▶ [Text passage]
####################
The receptacle housing 12 mateably receives the plug housing 10 to electrically connect the dielectric subassemblies 14 (FIG. 2) and 150. As the preloaded dielectric subassemblies 14 and 150 are connected within the receptacle housing 12, the outer shields 234 and 92 (FIG. 2) are electrically engaged and held together by the locking members and the central conductors 96 of the coaxial cables 16 are electrically connected via the center contacts. Similarly, the dielectrics 88 and 230 engage each other between the connected outer shields 234 and 92 and the connected center contacts, thus forming a dielectric barrier therebetween. Because the dielectric subassemblies 14 and 150 are prevented from axially floating by the loading protrusions 68 (FIG. 2) and 210, respectively, the dielectric subassemblies 14 and 150 are fully engaged so air gaps do not develop between the connected outer shields 234 and 92 and the connected center contacts. Thus, the impedance experienced by the electric signals passing from one coaxial cable 16 to another is not altered where the coaxial cables 16 interconnect and less electrical power is necessary to effectively send the electric signals between the coaxial cables 16.

While the invention has been described with reference to certain embodiments, it will be understood by those skilled in the art that various changes may be made and equivalents may be substituted without departing from the scope of the invention. In addition, many modifications may be made to adapt a particular situation or material to the teachings of the invention without departing from its scope. Therefore, it is intended that the invention not be limited to the particular embodiment disclosed, but that the invention will include all embodiments falling within the scope of the appended claims.

Claims (23)
####################
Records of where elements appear
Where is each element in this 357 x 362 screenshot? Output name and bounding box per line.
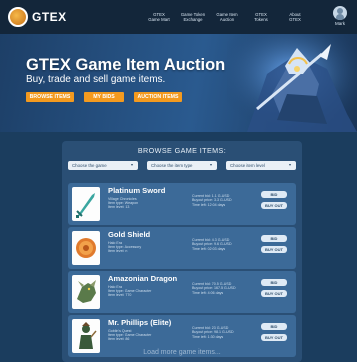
item-level: Item level: 13 bbox=[108, 205, 130, 210]
item-pricing: Current bid: 1.1 G-USD Buyout price: 3.3… bbox=[192, 194, 254, 207]
page-subtitle: Buy, trade and sell game items. bbox=[26, 74, 166, 85]
hero-actions: BROWSE ITEMS MY BIDS AUCTION ITEMS bbox=[26, 92, 192, 102]
item-level: Item level: n bbox=[108, 249, 128, 254]
buy-out-button[interactable]: BUY OUT bbox=[261, 334, 287, 341]
dragon-icon bbox=[77, 280, 96, 303]
item-level: Item level: 770 bbox=[108, 293, 132, 298]
nav-tokens[interactable]: GTEX Tokens bbox=[245, 12, 277, 23]
nav-item-auction[interactable]: Game Item Auction bbox=[211, 12, 243, 23]
list-item[interactable]: Platinum Sword Village Chronicles Item t… bbox=[68, 183, 296, 225]
item-pricing: Current bid: 23 G-USD Buyout price: 98.1… bbox=[192, 326, 254, 339]
shield-icon bbox=[76, 238, 96, 258]
select-value: Choose item level bbox=[230, 163, 265, 168]
hero-banner: GTEX Game Item Auction Buy, trade and se… bbox=[0, 34, 357, 132]
logo-text: GTEX bbox=[32, 10, 67, 24]
nav-label-line2: Auction bbox=[219, 17, 235, 22]
user-name: Mark bbox=[335, 21, 345, 26]
nav-about[interactable]: About GTEX bbox=[279, 12, 311, 23]
sword-icon bbox=[76, 193, 95, 218]
chevron-down-icon: ▾ bbox=[289, 162, 292, 167]
chevron-down-icon: ▾ bbox=[210, 162, 213, 167]
game-select[interactable]: Choose the game ▾ bbox=[68, 161, 138, 170]
item-name[interactable]: Mr. Phillips (Elite) bbox=[108, 318, 171, 327]
nav-token-exchange[interactable]: Game Token Exchange bbox=[177, 12, 209, 23]
chevron-down-icon: ▾ bbox=[131, 162, 134, 167]
auction-items-button[interactable]: AUCTION ITEMS bbox=[134, 92, 182, 102]
browse-panel: BROWSE GAME ITEMS: Choose the game ▾ Choo… bbox=[62, 141, 302, 362]
avatar bbox=[333, 6, 347, 20]
nav-label-line2: Tokens bbox=[254, 17, 268, 22]
item-name[interactable]: Amazonian Dragon bbox=[108, 274, 177, 283]
nav-label-line2: Exchange bbox=[183, 17, 203, 22]
load-more-link[interactable]: Load more game items... bbox=[62, 349, 302, 356]
time-left: Time left: 12:04 days bbox=[192, 202, 226, 207]
item-thumbnail bbox=[72, 319, 100, 353]
item-type-select[interactable]: Choose the item type ▾ bbox=[147, 161, 217, 170]
item-name[interactable]: Gold Shield bbox=[108, 230, 150, 239]
item-thumbnail bbox=[72, 275, 100, 309]
item-description: Village Chronicles Item type: Weapon Ite… bbox=[108, 197, 186, 210]
bid-button[interactable]: BID bbox=[261, 323, 287, 330]
select-value: Choose the item type bbox=[151, 163, 193, 168]
list-item[interactable]: Amazonian Dragon Halo Era Item type: Gam… bbox=[68, 271, 296, 313]
hero-warrior-art bbox=[227, 34, 357, 132]
time-left: Time left: 1:30 days bbox=[192, 334, 224, 339]
item-thumbnail bbox=[72, 187, 100, 221]
logo[interactable]: GTEX bbox=[8, 7, 67, 27]
my-bids-button[interactable]: MY BIDS bbox=[84, 92, 124, 102]
item-pricing: Current bid: 4.3 G-USD Buyout price: 9.6… bbox=[192, 238, 254, 251]
item-description: Goblin's Quest Item type: Game Character… bbox=[108, 329, 186, 342]
select-value: Choose the game bbox=[72, 163, 107, 168]
item-thumbnail bbox=[72, 231, 100, 265]
item-level: Item level: 86 bbox=[108, 337, 130, 342]
bid-button[interactable]: BID bbox=[261, 279, 287, 286]
item-name[interactable]: Platinum Sword bbox=[108, 186, 165, 195]
list-item[interactable]: Gold Shield Halo Era Item type: Accessor… bbox=[68, 227, 296, 269]
nav-game-mart[interactable]: GTEX Game Mart bbox=[143, 12, 175, 23]
nav-label-line2: Game Mart bbox=[148, 17, 170, 22]
buy-out-button[interactable]: BUY OUT bbox=[261, 202, 287, 209]
item-description: Halo Era Item type: Accessory Item level… bbox=[108, 241, 186, 254]
nav-label-line2: GTEX bbox=[289, 17, 301, 22]
logo-mark-icon bbox=[8, 7, 28, 27]
time-left: Time left: 02:03 days bbox=[192, 246, 226, 251]
bid-button[interactable]: BID bbox=[261, 191, 287, 198]
browse-title: BROWSE GAME ITEMS: bbox=[137, 146, 227, 155]
character-icon bbox=[79, 322, 97, 349]
filter-bar: Choose the game ▾ Choose the item type ▾ C… bbox=[68, 161, 296, 170]
buy-out-button[interactable]: BUY OUT bbox=[261, 246, 287, 253]
browse-items-button[interactable]: BROWSE ITEMS bbox=[26, 92, 74, 102]
top-bar: GTEX GTEX Game Mart Game Token Exchange Ga… bbox=[0, 0, 357, 34]
item-level-select[interactable]: Choose item level ▾ bbox=[226, 161, 296, 170]
bid-button[interactable]: BID bbox=[261, 235, 287, 242]
buy-out-button[interactable]: BUY OUT bbox=[261, 290, 287, 297]
main-nav: GTEX Game Mart Game Token Exchange Game It… bbox=[141, 12, 311, 23]
time-left: Time left: 4:06 days bbox=[192, 290, 224, 295]
user-menu[interactable]: Mark bbox=[329, 6, 351, 26]
page-title: GTEX Game Item Auction bbox=[26, 56, 226, 74]
item-pricing: Current bid: 70.5 G-USD Buyout price: 16… bbox=[192, 282, 254, 295]
item-description: Halo Era Item type: Game Character Item … bbox=[108, 285, 186, 298]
####################
▶ [Parts of the exercise]
A: Reproduce the connector passage word for word, covering the stretch from "While the invention" through "Claims (23)".
B: In the connector passage, what keeps the dielectric subassemblies 14 and 150 from axially floating?

▶ [Responses for each task]
A:
While the invention has been described with reference to certain embodiments, it will be understood by those skilled in the art that various changes may be made and equivalents may be substituted without departing from the scope of the invention. In addition, many modifications may be made to adapt a particular situation or material to the teachings of the invention without departing from its scope. Therefore, it is intended that the invention not be limited to the particular embodiment disclosed, but that the invention will include all embodiments falling within the scope of the appended claims.

Claims (23)

B: The loading protrusions 68 and 210, respectively.